▶ [SHORT PROBLEM] Without the pictures, print each of the records below exactly as it appears.
————————
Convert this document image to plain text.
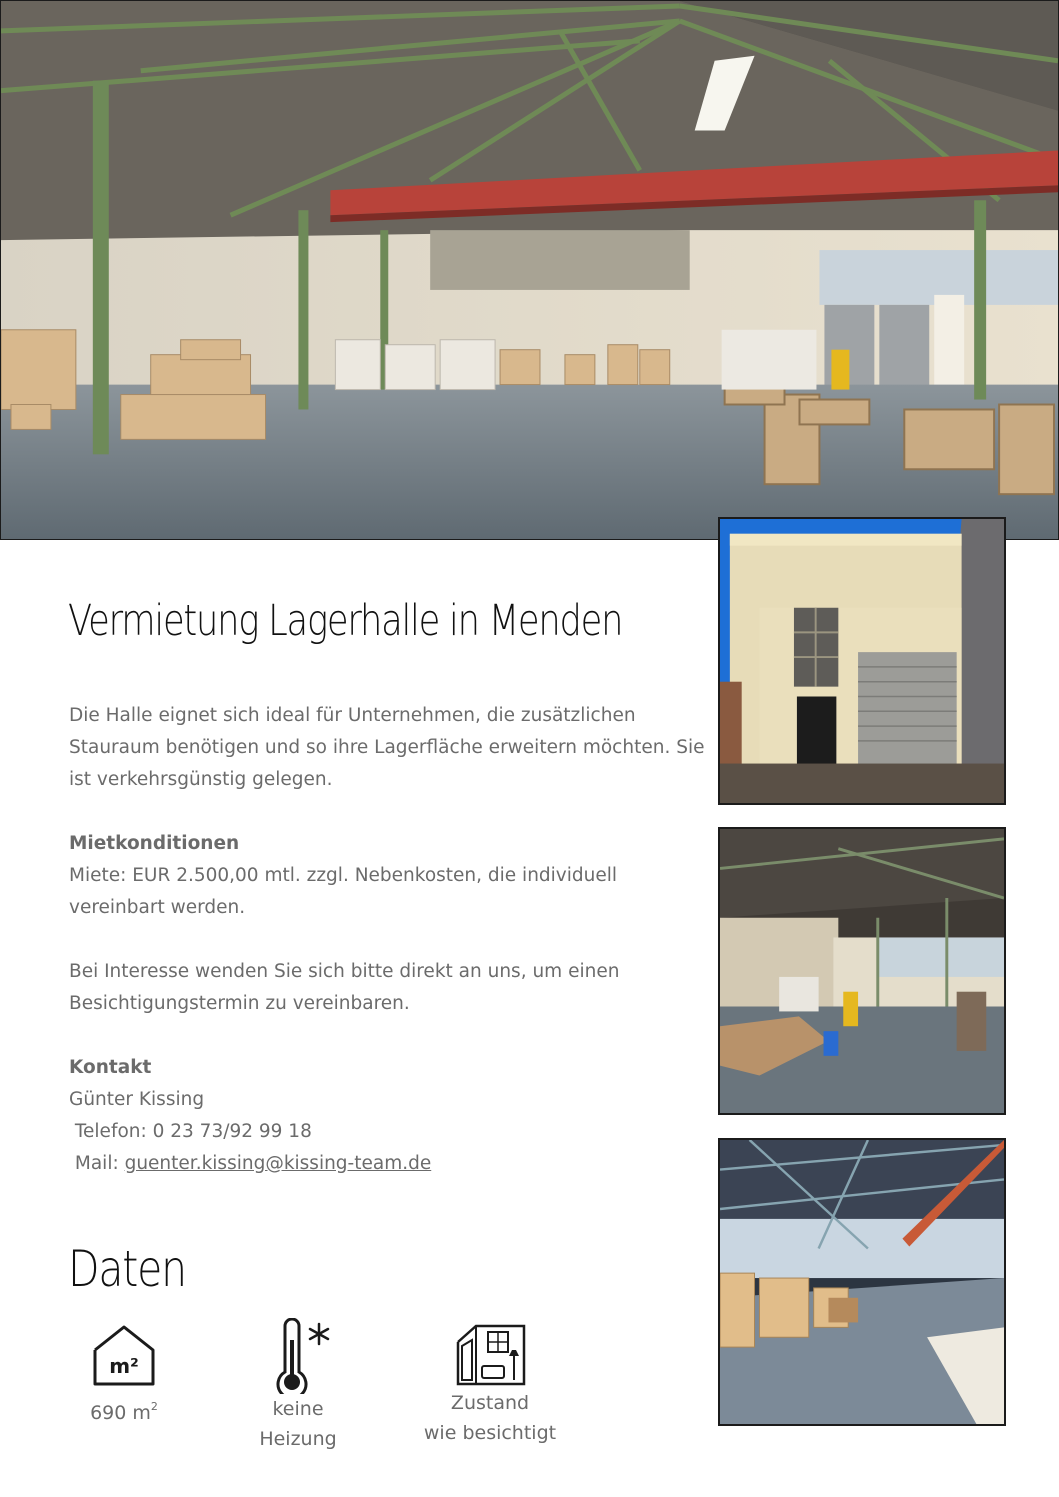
Vermietung Lagerhalle in Menden

Die Halle eignet sich ideal für Unternehmen, die zusätzlichen Stauraum benötigen und so ihre Lagerfläche erweitern möchten. Sie ist verkehrsgünstig gelegen.

Mietkonditionen

Miete: EUR 2.500,00 mtl. zzgl. Nebenkosten, die individuell vereinbart werden.

Bei Interesse wenden Sie sich bitte direkt an uns, um einen Besichtigungstermin zu vereinbaren.

Kontakt

Günter Kissing

Telefon: 0 23 73/92 99 18

Mail: guenter.kissing@kissing-team.de

Daten
m²
690 $m^2$	keine
Heizung
Zustand
wie besichtigt
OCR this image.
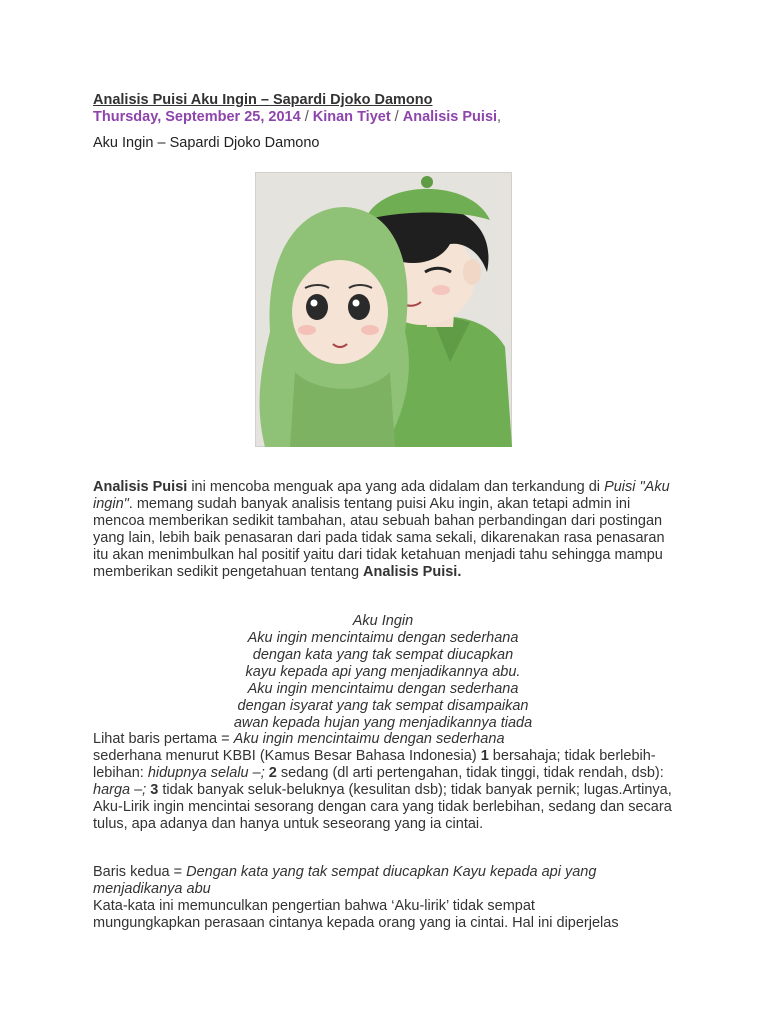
Analisis Puisi Aku Ingin – Sapardi Djoko Damono
Thursday, September 25, 2014 / Kinan Tiyet / Analisis Puisi,
Aku Ingin – Sapardi Djoko Damono
Analisis Puisi ini mencoba menguak apa yang ada didalam dan terkandung di Puisi "Aku ingin". memang sudah banyak analisis tentang puisi Aku ingin, akan tetapi admin ini mencoa memberikan sedikit tambahan, atau sebuah bahan perbandingan dari postingan yang lain, lebih baik penasaran dari pada tidak sama sekali, dikarenakan rasa penasaran itu akan menimbulkan hal positif yaitu dari tidak ketahuan menjadi tahu sehingga mampu memberikan sedikit pengetahuan tentang Analisis Puisi.
Aku Ingin
Aku ingin mencintaimu dengan sederhana
dengan kata yang tak sempat diucapkan
kayu kepada api yang menjadikannya abu.
Aku ingin mencintaimu dengan sederhana
dengan isyarat yang tak sempat disampaikan
awan kepada hujan yang menjadikannya tiada
Lihat baris pertama = Aku ingin mencintaimu dengan sederhana
sederhana menurut KBBI (Kamus Besar Bahasa Indonesia) 1 bersahaja; tidak berlebih-lebihan: hidupnya selalu –; 2 sedang (dl arti pertengahan, tidak tinggi, tidak rendah, dsb): harga –; 3 tidak banyak seluk-beluknya (kesulitan dsb); tidak banyak pernik; lugas.Artinya, Aku-Lirik ingin mencintai sesorang dengan cara yang tidak berlebihan, sedang dan secara tulus, apa adanya dan hanya untuk seseorang yang ia cintai.
Baris kedua = Dengan kata yang tak sempat diucapkan Kayu kepada api yang menjadikanya abu
Kata-kata ini memunculkan pengertian bahwa ‘Aku-lirik’ tidak sempat
mungungkapkan perasaan cintanya kepada orang yang ia cintai. Hal ini diperjelas
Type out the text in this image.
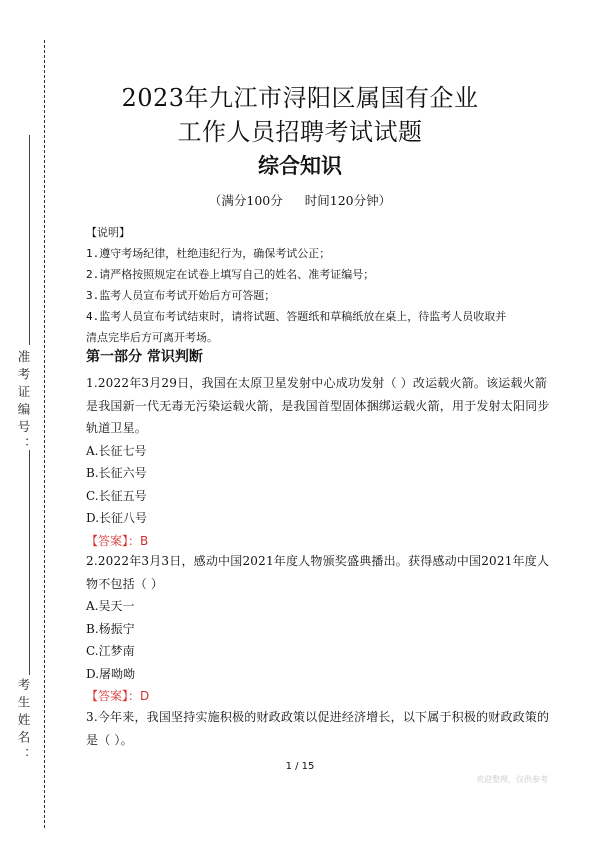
准考证编号：
考生姓名：
2023年九江市浔阳区属国有企业
工作人员招聘考试试题
综合知识
（满分100分 时间120分钟）
【说明】
1.遵守考场纪律，杜绝违纪行为，确保考试公正；
2.请严格按照规定在试卷上填写自己的姓名、准考证编号；
3.监考人员宣布考试开始后方可答题；
4.监考人员宣布考试结束时，请将试题、答题纸和草稿纸放在桌上，待监考人员收取并
清点完毕后方可离开考场。
第一部分 常识判断
1.2022年3月29日，我国在太原卫星发射中心成功发射（ ）改运载火箭。该运载火箭是我国新一代无毒无污染运载火箭，是我国首型固体捆绑运载火箭，用于发射太阳同步轨道卫星。
A.长征七号
B.长征六号
C.长征五号
D.长征八号
【答案】：B
2.2022年3月3日，感动中国2021年度人物颁奖盛典播出。获得感动中国2021年度人物不包括（ ）
A.吴天一
B.杨振宁
C.江梦南
D.屠呦呦
【答案】：D
3.今年来，我国坚持实施积极的财政政策以促进经济增长，以下属于积极的财政政策的是（ ）。
1 / 15
欢迎整理，仅供参考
————————
▶ [OUTPUT]
Convert this document image to plain text.
Vermietung Lagerhalle in Menden

Die Halle eignet sich ideal für Unternehmen, die zusätzlichen Stauraum benötigen und so ihre Lagerfläche erweitern möchten. Sie ist verkehrsgünstig gelegen.

Mietkonditionen

Miete: EUR 2.500,00 mtl. zzgl. Nebenkosten, die individuell vereinbart werden.

Bei Interesse wenden Sie sich bitte direkt an uns, um einen Besichtigungstermin zu vereinbaren.

Kontakt

Günter Kissing

Telefon: 0 23 73/92 99 18

Mail: guenter.kissing@kissing-team.de

Daten
m²
690 $m^2$	keine
Heizung
Zustand
wie besichtigt
OCR this image.
Analisis Puisi Aku Ingin – Sapardi Djoko Damono
Thursday, September 25, 2014 / Kinan Tiyet / Analisis Puisi,
Aku Ingin – Sapardi Djoko Damono
Analisis Puisi ini mencoba menguak apa yang ada didalam dan terkandung di Puisi "Aku ingin". memang sudah banyak analisis tentang puisi Aku ingin, akan tetapi admin ini mencoa memberikan sedikit tambahan, atau sebuah bahan perbandingan dari postingan yang lain, lebih baik penasaran dari pada tidak sama sekali, dikarenakan rasa penasaran itu akan menimbulkan hal positif yaitu dari tidak ketahuan menjadi tahu sehingga mampu memberikan sedikit pengetahuan tentang Analisis Puisi.
Aku Ingin
Aku ingin mencintaimu dengan sederhana
dengan kata yang tak sempat diucapkan
kayu kepada api yang menjadikannya abu.
Aku ingin mencintaimu dengan sederhana
dengan isyarat yang tak sempat disampaikan
awan kepada hujan yang menjadikannya tiada
Lihat baris pertama = Aku ingin mencintaimu dengan sederhana
sederhana menurut KBBI (Kamus Besar Bahasa Indonesia) 1 bersahaja; tidak berlebih-lebihan: hidupnya selalu –; 2 sedang (dl arti pertengahan, tidak tinggi, tidak rendah, dsb): harga –; 3 tidak banyak seluk-beluknya (kesulitan dsb); tidak banyak pernik; lugas.Artinya, Aku-Lirik ingin mencintai sesorang dengan cara yang tidak berlebihan, sedang dan secara tulus, apa adanya dan hanya untuk seseorang yang ia cintai.
Baris kedua = Dengan kata yang tak sempat diucapkan Kayu kepada api yang menjadikanya abu
Kata-kata ini memunculkan pengertian bahwa ‘Aku-lirik’ tidak sempat
mungungkapkan perasaan cintanya kepada orang yang ia cintai. Hal ini diperjelas
Type out the text in this image.
准考证编号：
考生姓名：
2023年九江市浔阳区属国有企业
工作人员招聘考试试题
综合知识
（满分100分 时间120分钟）
【说明】
1.遵守考场纪律，杜绝违纪行为，确保考试公正；
2.请严格按照规定在试卷上填写自己的姓名、准考证编号；
3.监考人员宣布考试开始后方可答题；
4.监考人员宣布考试结束时，请将试题、答题纸和草稿纸放在桌上，待监考人员收取并
清点完毕后方可离开考场。
第一部分 常识判断
1.2022年3月29日，我国在太原卫星发射中心成功发射（ ）改运载火箭。该运载火箭是我国新一代无毒无污染运载火箭，是我国首型固体捆绑运载火箭，用于发射太阳同步轨道卫星。
A.长征七号
B.长征六号
C.长征五号
D.长征八号
【答案】：B
2.2022年3月3日，感动中国2021年度人物颁奖盛典播出。获得感动中国2021年度人物不包括（ ）
A.吴天一
B.杨振宁
C.江梦南
D.屠呦呦
【答案】：D
3.今年来，我国坚持实施积极的财政政策以促进经济增长，以下属于积极的财政政策的是（ ）。
1 / 15
欢迎整理，仅供参考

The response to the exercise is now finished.